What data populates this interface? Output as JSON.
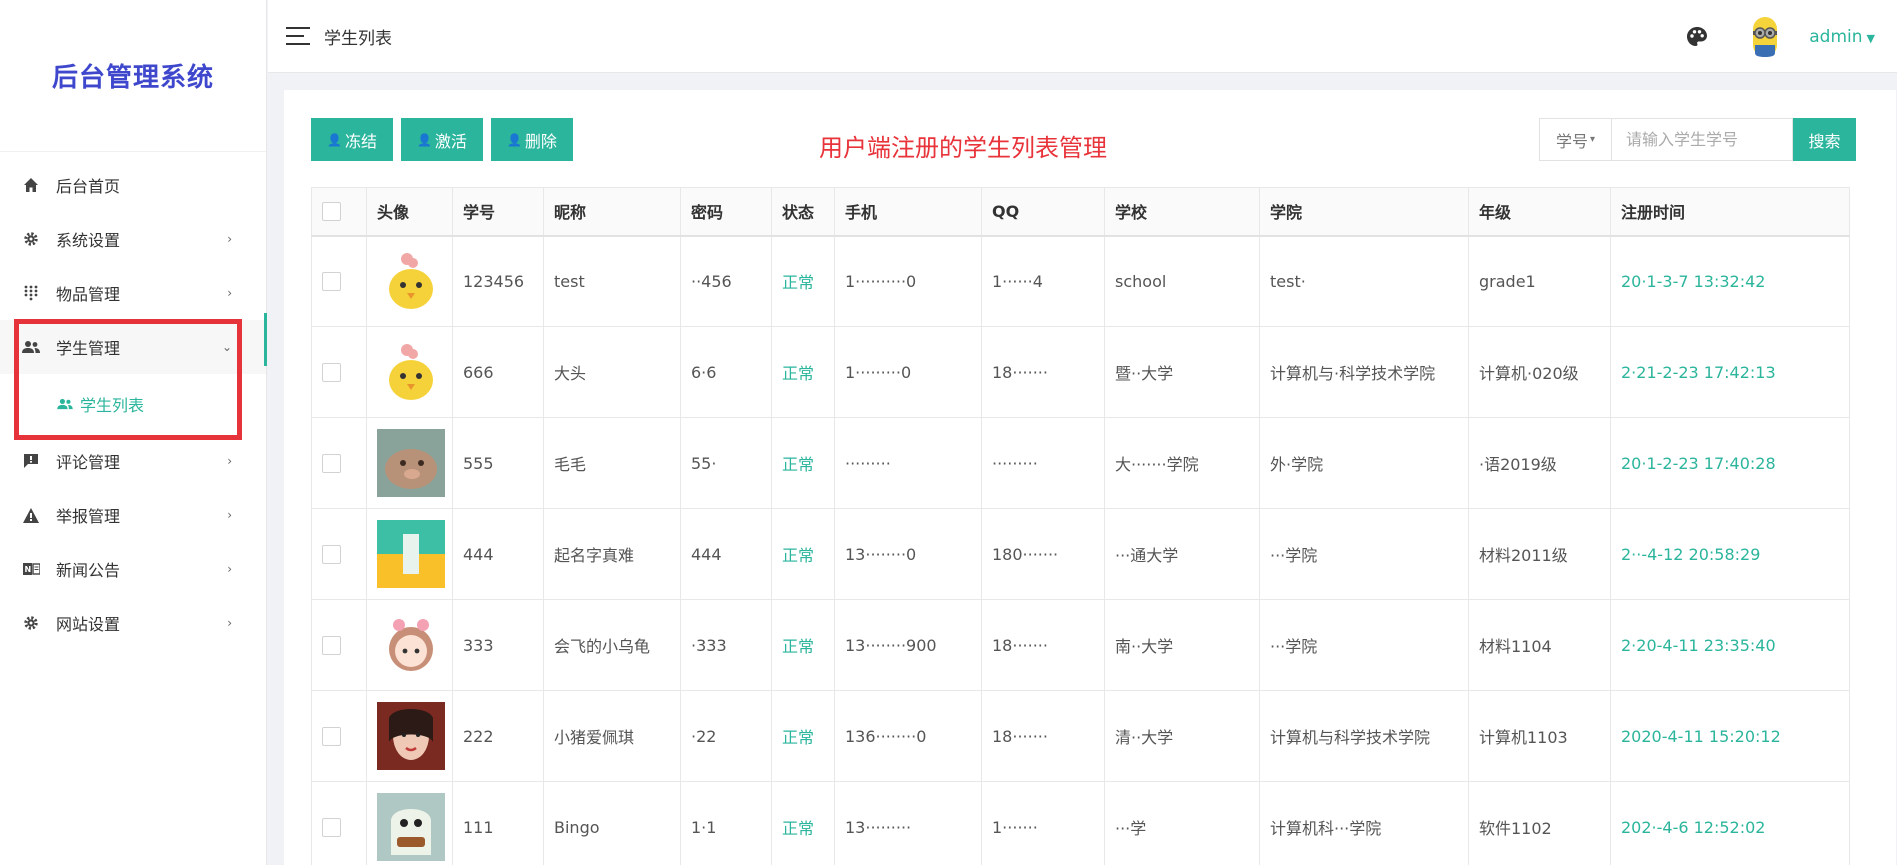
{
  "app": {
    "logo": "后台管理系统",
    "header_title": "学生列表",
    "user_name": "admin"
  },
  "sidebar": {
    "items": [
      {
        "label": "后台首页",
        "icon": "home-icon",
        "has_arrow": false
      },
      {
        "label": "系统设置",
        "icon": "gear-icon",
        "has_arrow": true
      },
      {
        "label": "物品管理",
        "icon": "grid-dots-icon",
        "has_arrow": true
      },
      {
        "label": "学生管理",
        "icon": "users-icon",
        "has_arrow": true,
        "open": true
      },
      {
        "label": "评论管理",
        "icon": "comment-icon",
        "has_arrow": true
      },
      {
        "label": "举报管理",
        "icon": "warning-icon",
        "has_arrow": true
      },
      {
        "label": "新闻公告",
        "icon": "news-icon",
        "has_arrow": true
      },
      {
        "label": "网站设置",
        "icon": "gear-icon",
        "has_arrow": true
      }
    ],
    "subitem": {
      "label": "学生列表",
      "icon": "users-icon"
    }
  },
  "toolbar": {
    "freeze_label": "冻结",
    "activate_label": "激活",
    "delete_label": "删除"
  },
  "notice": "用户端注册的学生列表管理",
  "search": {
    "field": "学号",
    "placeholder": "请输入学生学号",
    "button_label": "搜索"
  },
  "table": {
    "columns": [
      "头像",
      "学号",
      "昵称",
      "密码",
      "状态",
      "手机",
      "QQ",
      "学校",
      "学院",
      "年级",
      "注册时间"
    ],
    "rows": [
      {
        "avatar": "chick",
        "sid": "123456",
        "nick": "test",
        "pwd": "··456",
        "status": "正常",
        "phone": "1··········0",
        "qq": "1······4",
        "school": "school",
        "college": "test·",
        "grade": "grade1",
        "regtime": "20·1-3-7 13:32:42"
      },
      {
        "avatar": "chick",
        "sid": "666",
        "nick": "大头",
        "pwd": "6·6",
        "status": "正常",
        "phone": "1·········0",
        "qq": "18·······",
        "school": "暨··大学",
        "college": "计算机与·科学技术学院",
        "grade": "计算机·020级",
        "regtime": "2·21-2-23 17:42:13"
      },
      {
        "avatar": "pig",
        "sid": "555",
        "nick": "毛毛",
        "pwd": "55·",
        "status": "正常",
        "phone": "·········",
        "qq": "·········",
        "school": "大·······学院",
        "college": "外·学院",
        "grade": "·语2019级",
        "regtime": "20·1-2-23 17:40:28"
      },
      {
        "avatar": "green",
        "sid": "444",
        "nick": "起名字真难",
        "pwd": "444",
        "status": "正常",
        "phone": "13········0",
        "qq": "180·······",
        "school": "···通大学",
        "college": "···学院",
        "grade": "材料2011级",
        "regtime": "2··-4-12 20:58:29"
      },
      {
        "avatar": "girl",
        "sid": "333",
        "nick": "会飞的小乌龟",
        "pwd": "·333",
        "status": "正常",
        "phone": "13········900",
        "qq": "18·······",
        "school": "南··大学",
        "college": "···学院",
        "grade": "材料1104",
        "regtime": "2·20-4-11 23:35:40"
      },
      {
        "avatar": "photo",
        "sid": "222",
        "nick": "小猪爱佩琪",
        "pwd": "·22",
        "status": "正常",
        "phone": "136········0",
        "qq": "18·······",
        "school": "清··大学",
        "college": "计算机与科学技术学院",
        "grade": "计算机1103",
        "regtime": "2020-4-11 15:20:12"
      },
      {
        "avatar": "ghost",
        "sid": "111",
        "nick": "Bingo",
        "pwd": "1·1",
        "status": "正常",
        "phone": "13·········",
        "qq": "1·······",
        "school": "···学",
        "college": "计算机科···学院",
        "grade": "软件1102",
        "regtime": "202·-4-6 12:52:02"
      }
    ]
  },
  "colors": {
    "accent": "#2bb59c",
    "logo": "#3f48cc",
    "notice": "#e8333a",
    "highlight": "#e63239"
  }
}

● ● ● ● ●

**Work to do**
Which lines of the material contain the string "regtime"? List each of them.

**Full solution**
        "regtime": "20·1-3-7 13:32:42"
        "regtime": "2·21-2-23 17:42:13"
        "regtime": "20·1-2-23 17:40:28"
        "regtime": "2··-4-12 20:58:29"
        "regtime": "2·20-4-11 23:35:40"
        "regtime": "2020-4-11 15:20:12"
        "regtime": "202·-4-6 12:52:02"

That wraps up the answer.